• **What is needed**:
Exactly repeat the material, dropping only the pictures.

──────────

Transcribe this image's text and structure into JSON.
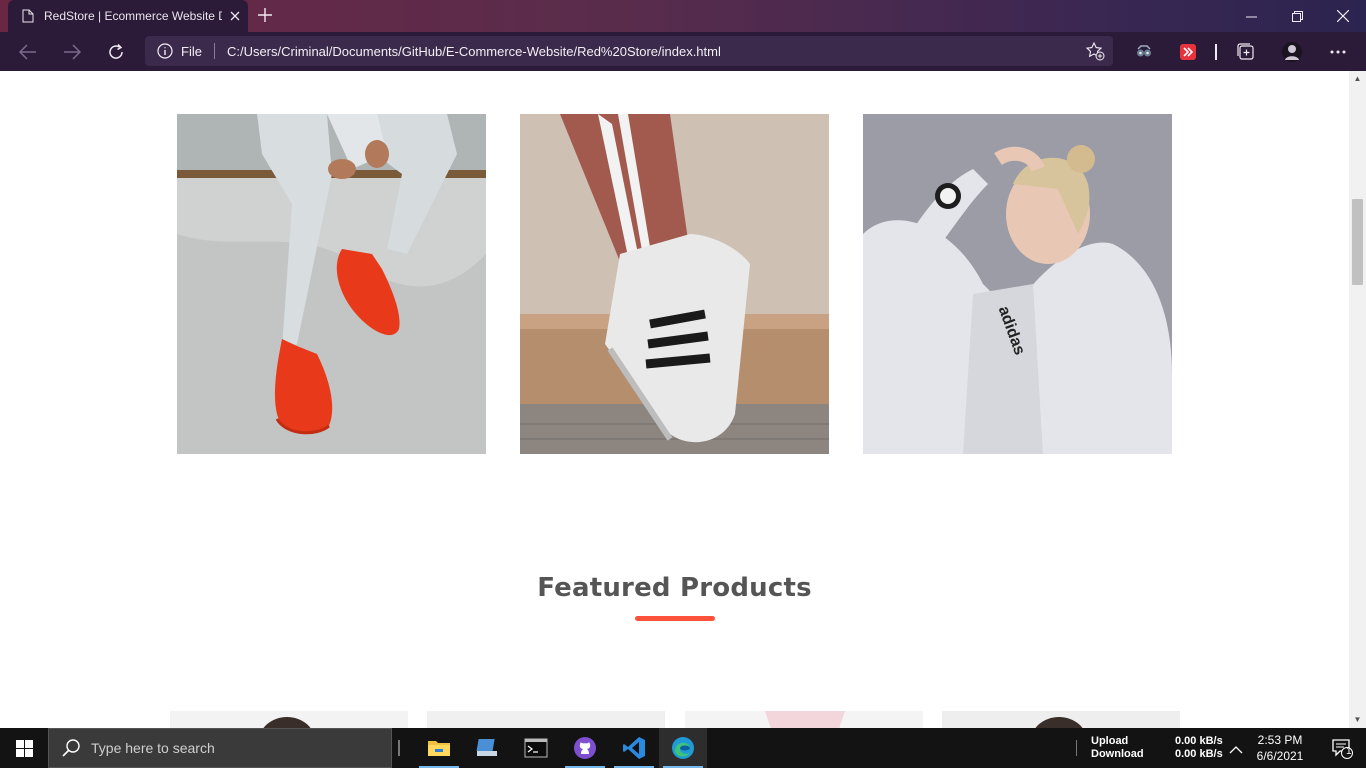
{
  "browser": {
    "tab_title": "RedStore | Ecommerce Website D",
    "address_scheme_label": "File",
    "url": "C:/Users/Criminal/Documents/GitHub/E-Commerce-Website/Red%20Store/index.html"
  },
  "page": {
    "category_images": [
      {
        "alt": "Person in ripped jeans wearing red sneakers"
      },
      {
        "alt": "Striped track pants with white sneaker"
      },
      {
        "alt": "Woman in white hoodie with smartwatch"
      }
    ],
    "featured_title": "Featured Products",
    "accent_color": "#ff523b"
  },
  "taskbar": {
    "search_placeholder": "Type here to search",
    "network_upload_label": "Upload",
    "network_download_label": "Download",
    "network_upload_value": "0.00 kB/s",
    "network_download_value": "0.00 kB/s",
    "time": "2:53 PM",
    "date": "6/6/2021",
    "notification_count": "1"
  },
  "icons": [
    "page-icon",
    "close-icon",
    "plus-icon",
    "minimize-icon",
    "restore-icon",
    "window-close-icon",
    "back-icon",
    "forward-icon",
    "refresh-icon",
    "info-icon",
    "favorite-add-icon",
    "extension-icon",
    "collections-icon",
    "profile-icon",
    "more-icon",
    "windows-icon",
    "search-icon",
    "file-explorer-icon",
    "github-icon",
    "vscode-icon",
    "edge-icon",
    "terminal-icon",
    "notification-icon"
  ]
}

──────────

• **Answer to this task**:
Transcribe this image's text and structure into JSON.
{
  "browser": {
    "tab_title": "RedStore | Ecommerce Website D",
    "address_scheme_label": "File",
    "url": "C:/Users/Criminal/Documents/GitHub/E-Commerce-Website/Red%20Store/index.html"
  },
  "page": {
    "category_images": [
      {
        "alt": "Person in ripped jeans wearing red sneakers"
      },
      {
        "alt": "Striped track pants with white sneaker"
      },
      {
        "alt": "Woman in white hoodie with smartwatch"
      }
    ],
    "featured_title": "Featured Products",
    "accent_color": "#ff523b"
  },
  "taskbar": {
    "search_placeholder": "Type here to search",
    "network_upload_label": "Upload",
    "network_download_label": "Download",
    "network_upload_value": "0.00 kB/s",
    "network_download_value": "0.00 kB/s",
    "time": "2:53 PM",
    "date": "6/6/2021",
    "notification_count": "1"
  },
  "icons": [
    "page-icon",
    "close-icon",
    "plus-icon",
    "minimize-icon",
    "restore-icon",
    "window-close-icon",
    "back-icon",
    "forward-icon",
    "refresh-icon",
    "info-icon",
    "favorite-add-icon",
    "extension-icon",
    "collections-icon",
    "profile-icon",
    "more-icon",
    "windows-icon",
    "search-icon",
    "file-explorer-icon",
    "github-icon",
    "vscode-icon",
    "edge-icon",
    "terminal-icon",
    "notification-icon"
  ]
}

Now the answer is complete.